**ENTRIES**
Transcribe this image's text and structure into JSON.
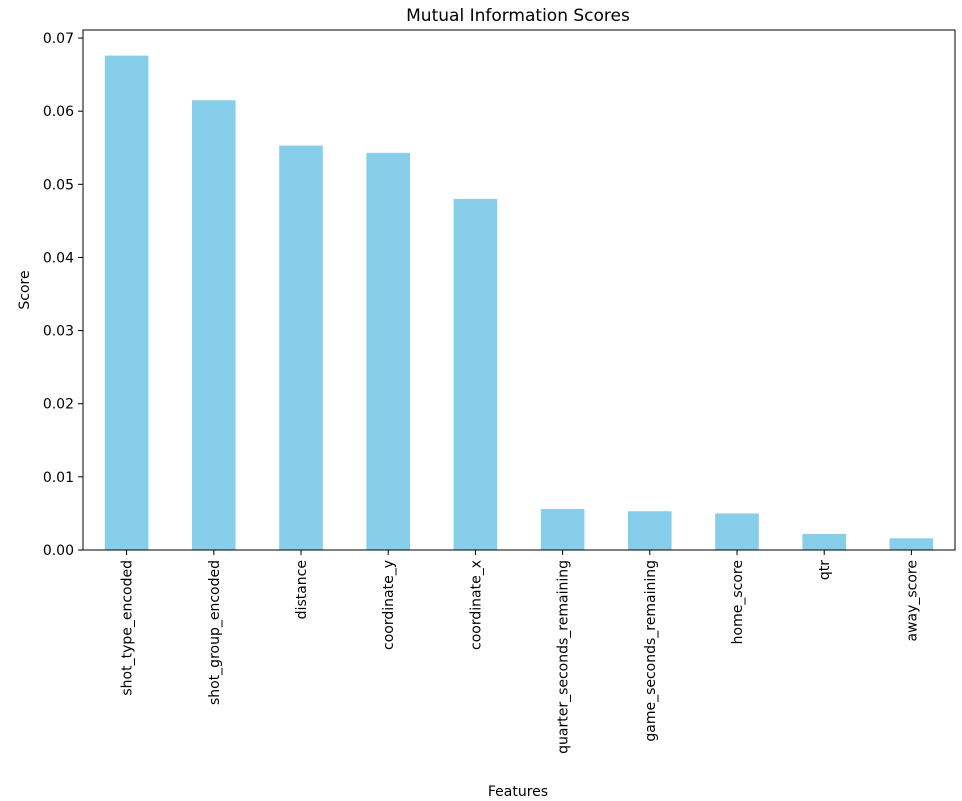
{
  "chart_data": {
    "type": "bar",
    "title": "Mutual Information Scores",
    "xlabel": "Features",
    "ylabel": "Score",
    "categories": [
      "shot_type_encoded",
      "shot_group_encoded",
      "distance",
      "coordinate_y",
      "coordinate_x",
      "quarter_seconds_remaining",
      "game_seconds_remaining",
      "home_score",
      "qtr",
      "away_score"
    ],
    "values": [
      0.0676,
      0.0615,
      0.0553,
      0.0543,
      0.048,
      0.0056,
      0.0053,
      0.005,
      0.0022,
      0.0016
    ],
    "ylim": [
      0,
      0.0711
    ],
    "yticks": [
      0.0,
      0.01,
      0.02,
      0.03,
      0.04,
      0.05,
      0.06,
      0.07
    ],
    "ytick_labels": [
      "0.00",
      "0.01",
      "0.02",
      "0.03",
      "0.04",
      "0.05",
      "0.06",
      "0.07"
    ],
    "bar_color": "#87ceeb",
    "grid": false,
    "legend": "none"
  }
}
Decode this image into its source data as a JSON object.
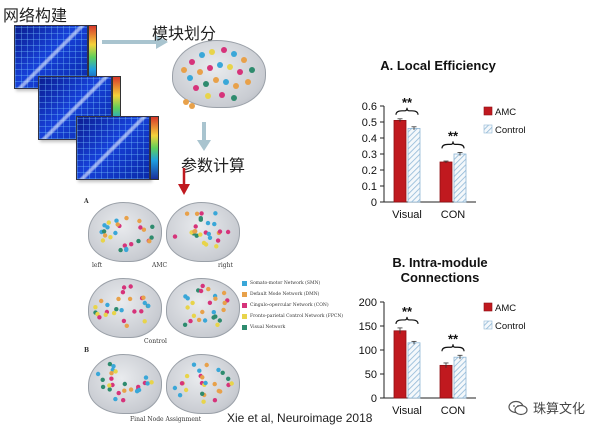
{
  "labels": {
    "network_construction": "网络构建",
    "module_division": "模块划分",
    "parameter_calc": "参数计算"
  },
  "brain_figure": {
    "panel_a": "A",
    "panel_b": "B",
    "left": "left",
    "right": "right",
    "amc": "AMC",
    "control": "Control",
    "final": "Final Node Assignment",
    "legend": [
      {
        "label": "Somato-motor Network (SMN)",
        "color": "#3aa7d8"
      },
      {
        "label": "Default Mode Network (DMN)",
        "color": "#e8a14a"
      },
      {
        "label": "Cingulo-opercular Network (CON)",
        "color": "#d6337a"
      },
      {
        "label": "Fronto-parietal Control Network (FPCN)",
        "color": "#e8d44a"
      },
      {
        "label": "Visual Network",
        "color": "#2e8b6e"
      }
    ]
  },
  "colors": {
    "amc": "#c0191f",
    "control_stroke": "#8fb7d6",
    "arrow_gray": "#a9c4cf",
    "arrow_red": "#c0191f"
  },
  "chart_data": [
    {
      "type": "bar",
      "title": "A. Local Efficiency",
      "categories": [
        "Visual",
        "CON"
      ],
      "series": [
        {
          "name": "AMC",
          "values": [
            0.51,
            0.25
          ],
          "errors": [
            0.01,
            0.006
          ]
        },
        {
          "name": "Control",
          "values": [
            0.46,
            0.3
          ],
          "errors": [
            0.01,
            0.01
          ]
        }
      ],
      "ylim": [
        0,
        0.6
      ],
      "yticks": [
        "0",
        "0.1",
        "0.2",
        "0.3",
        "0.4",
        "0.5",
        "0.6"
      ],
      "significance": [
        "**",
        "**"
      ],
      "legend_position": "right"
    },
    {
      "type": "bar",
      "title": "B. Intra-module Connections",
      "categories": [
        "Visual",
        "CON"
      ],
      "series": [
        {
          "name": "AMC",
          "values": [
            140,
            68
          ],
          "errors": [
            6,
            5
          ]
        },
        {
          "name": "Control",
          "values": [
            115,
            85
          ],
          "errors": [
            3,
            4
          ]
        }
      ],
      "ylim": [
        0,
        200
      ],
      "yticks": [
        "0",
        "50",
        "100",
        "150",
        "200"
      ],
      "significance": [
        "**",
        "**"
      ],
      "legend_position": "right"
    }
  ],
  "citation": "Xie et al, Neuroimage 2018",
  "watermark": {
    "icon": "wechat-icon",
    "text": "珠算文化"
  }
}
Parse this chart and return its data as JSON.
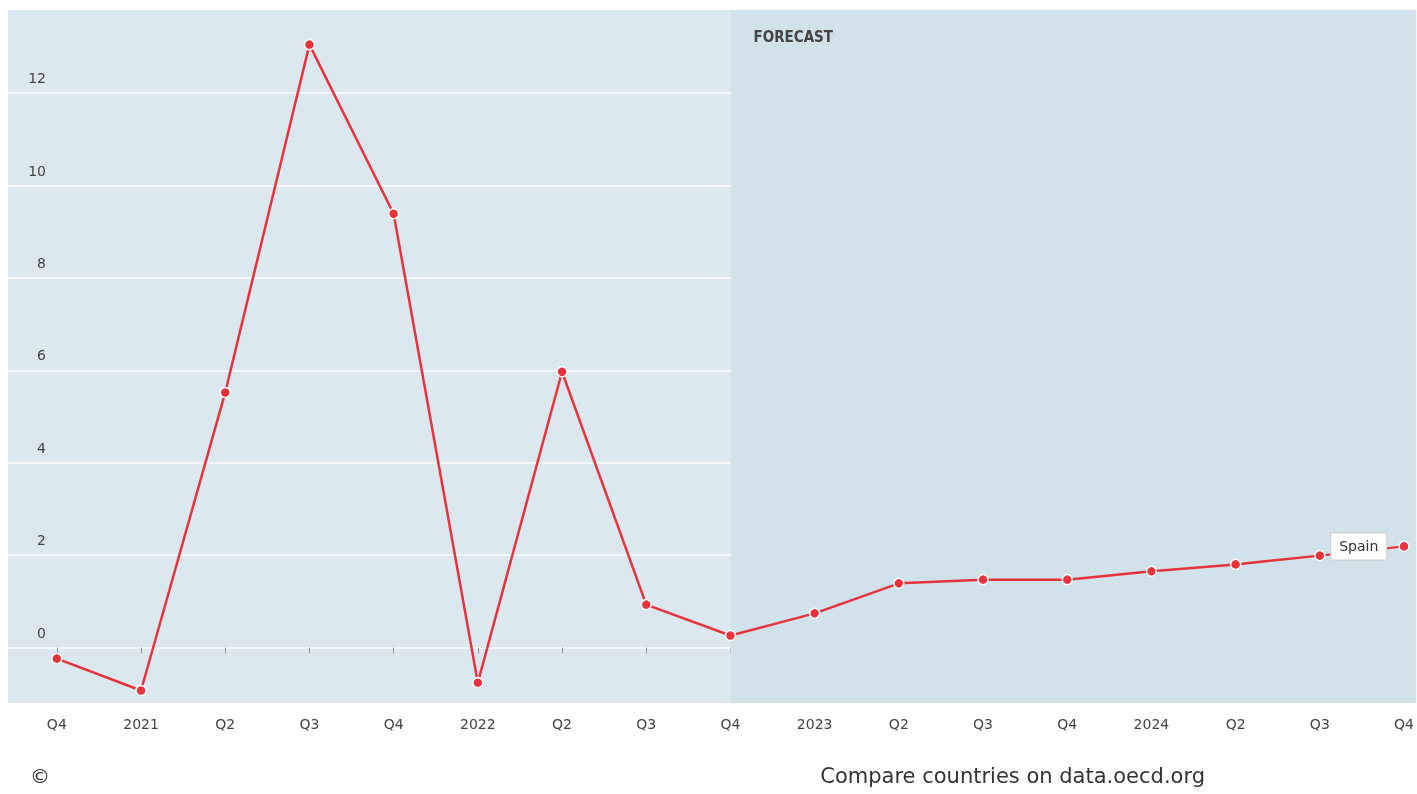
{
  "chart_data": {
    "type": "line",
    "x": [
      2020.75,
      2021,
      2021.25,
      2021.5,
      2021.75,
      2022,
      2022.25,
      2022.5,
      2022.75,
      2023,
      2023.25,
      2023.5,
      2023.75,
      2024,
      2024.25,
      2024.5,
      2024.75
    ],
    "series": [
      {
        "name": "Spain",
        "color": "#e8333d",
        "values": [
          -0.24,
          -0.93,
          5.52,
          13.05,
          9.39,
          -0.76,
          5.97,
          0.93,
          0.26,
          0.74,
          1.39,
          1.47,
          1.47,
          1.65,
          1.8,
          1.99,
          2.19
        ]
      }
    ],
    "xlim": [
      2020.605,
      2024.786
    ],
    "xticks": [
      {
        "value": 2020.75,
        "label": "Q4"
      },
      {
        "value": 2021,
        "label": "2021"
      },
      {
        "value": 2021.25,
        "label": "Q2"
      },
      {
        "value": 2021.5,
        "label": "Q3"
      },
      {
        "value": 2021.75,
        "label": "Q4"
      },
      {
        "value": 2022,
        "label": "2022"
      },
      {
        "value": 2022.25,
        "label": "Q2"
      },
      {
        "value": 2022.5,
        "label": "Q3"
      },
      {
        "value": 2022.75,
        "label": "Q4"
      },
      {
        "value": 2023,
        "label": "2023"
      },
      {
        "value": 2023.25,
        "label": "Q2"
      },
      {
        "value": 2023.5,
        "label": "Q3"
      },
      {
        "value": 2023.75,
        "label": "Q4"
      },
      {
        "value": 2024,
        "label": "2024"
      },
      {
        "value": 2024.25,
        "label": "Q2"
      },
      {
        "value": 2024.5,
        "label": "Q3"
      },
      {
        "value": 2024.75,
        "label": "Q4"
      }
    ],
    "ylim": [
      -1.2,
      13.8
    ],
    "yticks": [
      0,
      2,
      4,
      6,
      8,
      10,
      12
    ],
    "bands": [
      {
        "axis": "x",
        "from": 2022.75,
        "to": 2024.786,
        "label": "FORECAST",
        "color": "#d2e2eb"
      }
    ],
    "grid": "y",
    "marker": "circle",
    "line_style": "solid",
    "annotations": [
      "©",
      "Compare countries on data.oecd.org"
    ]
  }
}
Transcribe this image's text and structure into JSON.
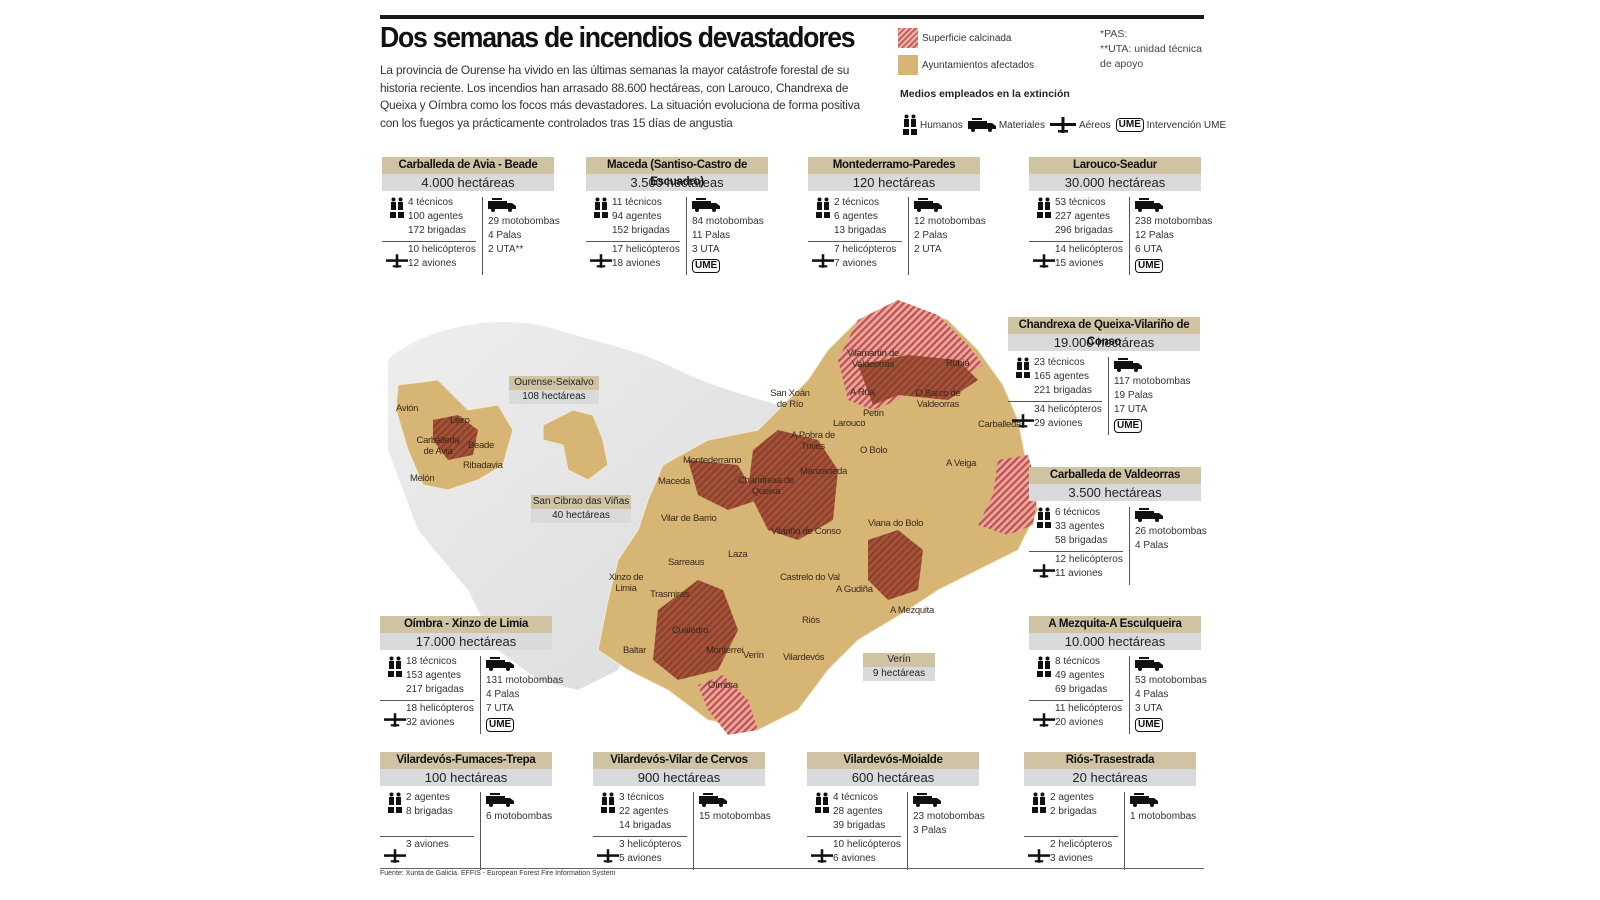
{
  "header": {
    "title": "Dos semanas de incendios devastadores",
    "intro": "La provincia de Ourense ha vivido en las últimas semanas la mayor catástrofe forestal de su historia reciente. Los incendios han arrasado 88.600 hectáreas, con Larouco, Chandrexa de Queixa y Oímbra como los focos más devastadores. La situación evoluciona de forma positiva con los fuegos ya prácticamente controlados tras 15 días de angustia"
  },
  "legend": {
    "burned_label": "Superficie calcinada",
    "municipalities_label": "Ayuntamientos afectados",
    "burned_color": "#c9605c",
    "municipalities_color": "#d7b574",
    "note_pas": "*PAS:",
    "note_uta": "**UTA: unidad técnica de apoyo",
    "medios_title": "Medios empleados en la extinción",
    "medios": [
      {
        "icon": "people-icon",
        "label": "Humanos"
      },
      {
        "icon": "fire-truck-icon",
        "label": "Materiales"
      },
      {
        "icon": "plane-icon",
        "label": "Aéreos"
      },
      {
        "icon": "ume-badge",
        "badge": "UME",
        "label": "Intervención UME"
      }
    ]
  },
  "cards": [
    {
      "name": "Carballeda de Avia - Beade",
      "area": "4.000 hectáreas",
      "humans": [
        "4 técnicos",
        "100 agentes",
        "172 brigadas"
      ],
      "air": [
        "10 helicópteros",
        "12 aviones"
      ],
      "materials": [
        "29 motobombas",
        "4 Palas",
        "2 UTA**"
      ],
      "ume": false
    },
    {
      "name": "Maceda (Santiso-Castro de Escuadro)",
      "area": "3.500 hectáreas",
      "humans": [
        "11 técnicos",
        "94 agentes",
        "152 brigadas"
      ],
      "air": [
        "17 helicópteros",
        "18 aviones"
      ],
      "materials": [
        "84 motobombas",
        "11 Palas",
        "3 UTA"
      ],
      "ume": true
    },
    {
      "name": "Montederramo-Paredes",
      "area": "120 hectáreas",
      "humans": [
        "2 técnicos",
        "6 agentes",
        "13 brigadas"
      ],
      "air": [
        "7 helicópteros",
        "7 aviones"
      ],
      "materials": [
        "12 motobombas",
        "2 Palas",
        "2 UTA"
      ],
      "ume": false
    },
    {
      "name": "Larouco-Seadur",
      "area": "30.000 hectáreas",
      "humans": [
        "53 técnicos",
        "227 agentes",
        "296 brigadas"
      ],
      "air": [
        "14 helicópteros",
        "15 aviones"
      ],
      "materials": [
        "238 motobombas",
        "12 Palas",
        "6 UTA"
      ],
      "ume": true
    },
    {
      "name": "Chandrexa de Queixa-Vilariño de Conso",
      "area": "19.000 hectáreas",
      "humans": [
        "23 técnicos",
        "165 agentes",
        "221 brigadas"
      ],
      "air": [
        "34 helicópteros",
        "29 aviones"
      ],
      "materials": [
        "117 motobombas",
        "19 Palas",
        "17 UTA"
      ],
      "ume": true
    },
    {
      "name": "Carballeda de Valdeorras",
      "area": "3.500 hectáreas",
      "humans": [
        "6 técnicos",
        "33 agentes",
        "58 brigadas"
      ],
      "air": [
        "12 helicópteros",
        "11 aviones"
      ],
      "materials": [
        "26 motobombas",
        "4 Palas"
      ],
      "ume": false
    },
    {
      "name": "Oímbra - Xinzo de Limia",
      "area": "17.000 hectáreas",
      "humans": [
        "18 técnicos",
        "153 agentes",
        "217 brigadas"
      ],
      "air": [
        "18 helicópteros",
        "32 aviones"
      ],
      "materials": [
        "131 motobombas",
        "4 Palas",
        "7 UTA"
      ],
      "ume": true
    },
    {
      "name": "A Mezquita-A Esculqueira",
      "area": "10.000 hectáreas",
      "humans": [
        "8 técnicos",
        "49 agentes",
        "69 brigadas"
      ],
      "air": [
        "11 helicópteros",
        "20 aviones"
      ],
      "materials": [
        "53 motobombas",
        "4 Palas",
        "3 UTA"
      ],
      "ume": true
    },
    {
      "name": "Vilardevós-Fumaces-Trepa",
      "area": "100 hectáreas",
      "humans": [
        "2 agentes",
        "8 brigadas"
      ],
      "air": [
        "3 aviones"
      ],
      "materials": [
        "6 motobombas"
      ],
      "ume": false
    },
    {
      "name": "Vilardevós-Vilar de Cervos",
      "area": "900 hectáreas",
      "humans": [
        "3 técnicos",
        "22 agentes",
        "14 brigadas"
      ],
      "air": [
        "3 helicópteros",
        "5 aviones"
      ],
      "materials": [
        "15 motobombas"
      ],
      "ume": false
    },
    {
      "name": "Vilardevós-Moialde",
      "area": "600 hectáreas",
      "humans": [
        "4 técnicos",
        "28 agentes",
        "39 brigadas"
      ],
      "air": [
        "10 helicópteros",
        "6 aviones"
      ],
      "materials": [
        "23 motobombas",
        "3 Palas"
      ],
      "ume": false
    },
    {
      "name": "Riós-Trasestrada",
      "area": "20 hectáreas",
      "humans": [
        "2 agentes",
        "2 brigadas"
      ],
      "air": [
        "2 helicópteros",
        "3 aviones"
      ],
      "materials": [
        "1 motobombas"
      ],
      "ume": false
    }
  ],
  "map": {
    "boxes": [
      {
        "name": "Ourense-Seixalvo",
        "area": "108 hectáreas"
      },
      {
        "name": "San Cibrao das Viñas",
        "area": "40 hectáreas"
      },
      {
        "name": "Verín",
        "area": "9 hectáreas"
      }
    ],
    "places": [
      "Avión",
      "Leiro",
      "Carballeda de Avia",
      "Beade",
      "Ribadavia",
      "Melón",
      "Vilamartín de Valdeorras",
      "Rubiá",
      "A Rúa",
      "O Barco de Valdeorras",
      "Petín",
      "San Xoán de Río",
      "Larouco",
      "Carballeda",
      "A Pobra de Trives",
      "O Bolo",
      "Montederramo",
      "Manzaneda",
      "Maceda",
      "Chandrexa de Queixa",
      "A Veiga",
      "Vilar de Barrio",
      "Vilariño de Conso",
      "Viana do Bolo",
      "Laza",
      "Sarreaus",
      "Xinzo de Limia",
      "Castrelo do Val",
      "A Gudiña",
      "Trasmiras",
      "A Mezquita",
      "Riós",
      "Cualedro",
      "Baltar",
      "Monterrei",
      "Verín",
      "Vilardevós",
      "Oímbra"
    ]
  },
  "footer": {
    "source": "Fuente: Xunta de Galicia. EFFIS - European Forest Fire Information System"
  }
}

**GIVEN EXERCISE**
Where a line above includes "Palas", copy that line.

**ANSWER TO THE EXERCISE**
        "4 Palas",
        "11 Palas",
        "2 Palas",
        "12 Palas",
        "19 Palas",
        "4 Palas"
        "4 Palas",
        "4 Palas",
        "3 Palas"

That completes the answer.